**Dataset rows about figures**
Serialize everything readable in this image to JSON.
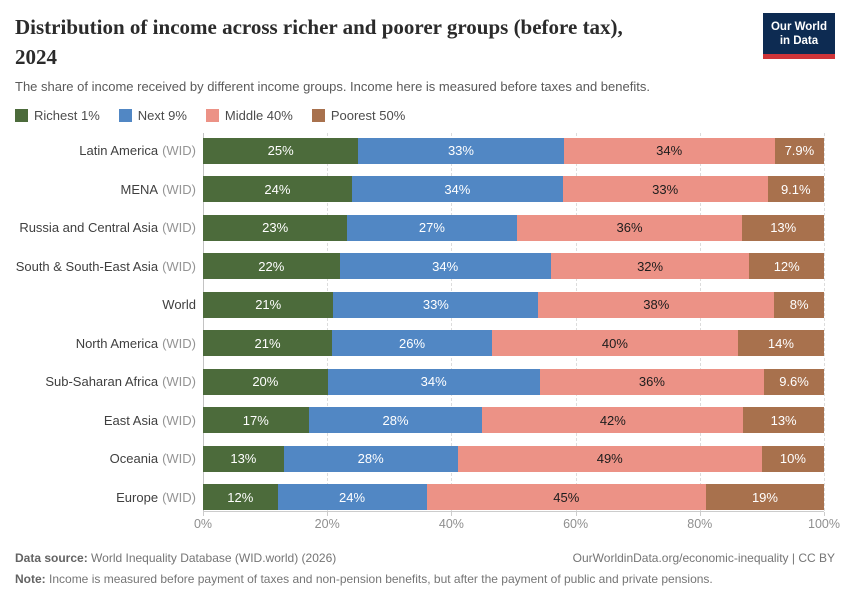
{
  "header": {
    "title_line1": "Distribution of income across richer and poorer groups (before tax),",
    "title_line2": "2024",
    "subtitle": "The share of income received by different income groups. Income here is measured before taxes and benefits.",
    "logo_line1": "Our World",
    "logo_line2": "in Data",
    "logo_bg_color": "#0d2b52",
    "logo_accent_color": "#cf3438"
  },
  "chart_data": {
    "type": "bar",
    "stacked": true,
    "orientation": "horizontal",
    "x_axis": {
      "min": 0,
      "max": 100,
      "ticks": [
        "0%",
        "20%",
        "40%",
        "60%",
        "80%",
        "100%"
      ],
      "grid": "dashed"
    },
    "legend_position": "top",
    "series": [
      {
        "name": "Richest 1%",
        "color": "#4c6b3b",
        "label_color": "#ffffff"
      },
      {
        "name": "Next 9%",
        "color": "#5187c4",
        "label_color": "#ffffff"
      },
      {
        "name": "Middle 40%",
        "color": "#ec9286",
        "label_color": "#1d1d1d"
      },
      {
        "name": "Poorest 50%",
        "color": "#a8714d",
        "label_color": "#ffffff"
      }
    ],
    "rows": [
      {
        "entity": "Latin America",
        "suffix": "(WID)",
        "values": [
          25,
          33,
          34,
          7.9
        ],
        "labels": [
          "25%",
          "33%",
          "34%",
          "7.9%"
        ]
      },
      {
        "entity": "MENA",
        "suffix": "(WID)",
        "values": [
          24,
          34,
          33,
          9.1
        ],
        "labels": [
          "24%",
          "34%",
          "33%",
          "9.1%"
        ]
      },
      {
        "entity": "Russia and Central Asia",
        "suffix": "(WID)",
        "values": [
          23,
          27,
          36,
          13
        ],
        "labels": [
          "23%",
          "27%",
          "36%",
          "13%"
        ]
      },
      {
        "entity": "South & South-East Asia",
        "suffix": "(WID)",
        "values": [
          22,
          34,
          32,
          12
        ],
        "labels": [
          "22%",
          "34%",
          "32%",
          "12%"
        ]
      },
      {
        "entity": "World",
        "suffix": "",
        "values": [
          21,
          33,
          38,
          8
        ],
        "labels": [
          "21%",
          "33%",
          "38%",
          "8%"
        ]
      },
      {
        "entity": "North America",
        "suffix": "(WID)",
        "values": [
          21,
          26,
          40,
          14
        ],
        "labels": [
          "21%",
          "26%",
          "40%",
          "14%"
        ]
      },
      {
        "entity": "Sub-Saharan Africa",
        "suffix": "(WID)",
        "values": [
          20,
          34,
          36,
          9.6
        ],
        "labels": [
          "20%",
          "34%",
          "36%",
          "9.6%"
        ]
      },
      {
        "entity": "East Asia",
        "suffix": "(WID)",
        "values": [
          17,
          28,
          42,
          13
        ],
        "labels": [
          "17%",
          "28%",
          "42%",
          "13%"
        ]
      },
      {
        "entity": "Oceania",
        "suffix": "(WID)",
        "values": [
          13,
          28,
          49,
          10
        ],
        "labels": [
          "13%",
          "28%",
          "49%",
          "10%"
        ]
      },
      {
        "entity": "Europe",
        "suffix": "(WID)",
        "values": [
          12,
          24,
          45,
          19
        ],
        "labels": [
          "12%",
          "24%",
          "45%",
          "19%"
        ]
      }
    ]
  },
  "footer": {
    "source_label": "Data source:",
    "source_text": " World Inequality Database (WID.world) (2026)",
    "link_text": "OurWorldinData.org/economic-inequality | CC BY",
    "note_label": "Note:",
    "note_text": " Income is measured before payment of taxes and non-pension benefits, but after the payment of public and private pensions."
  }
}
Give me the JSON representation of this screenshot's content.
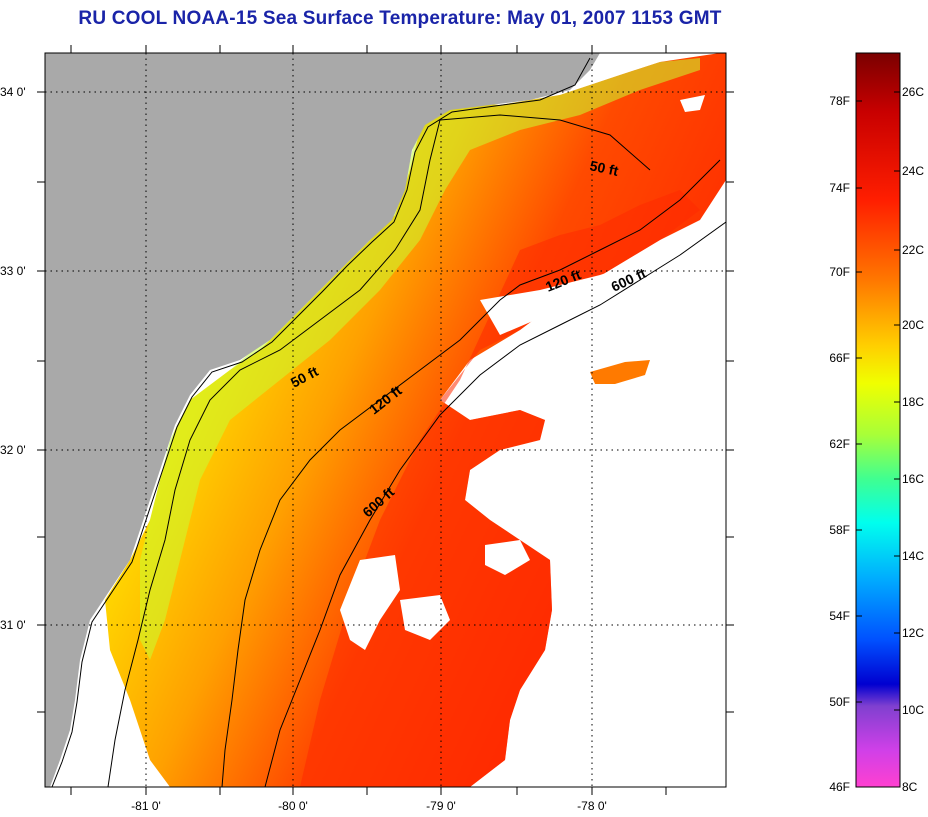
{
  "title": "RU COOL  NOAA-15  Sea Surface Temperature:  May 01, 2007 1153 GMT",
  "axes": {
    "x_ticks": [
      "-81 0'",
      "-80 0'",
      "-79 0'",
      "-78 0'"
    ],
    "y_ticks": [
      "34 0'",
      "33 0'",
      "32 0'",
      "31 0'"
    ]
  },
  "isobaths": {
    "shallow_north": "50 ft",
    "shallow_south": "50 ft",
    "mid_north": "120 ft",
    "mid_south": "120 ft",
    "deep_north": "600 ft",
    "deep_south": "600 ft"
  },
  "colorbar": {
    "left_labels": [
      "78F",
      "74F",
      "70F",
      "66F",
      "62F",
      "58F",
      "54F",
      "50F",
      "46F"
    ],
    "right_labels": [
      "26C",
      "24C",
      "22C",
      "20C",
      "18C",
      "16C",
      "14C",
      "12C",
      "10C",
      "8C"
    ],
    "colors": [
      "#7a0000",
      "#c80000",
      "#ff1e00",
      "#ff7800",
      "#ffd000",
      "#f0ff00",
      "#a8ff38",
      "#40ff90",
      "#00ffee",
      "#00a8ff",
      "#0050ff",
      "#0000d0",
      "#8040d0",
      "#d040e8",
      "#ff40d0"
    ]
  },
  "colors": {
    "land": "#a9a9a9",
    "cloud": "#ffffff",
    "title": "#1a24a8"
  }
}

**STATED GOAL**
Take every line from the data that contains the word "this".

**THE COMPLETED TASK**
Serialize everything readable in this image to JSON.
Give me the JSON representation of this screenshot's content.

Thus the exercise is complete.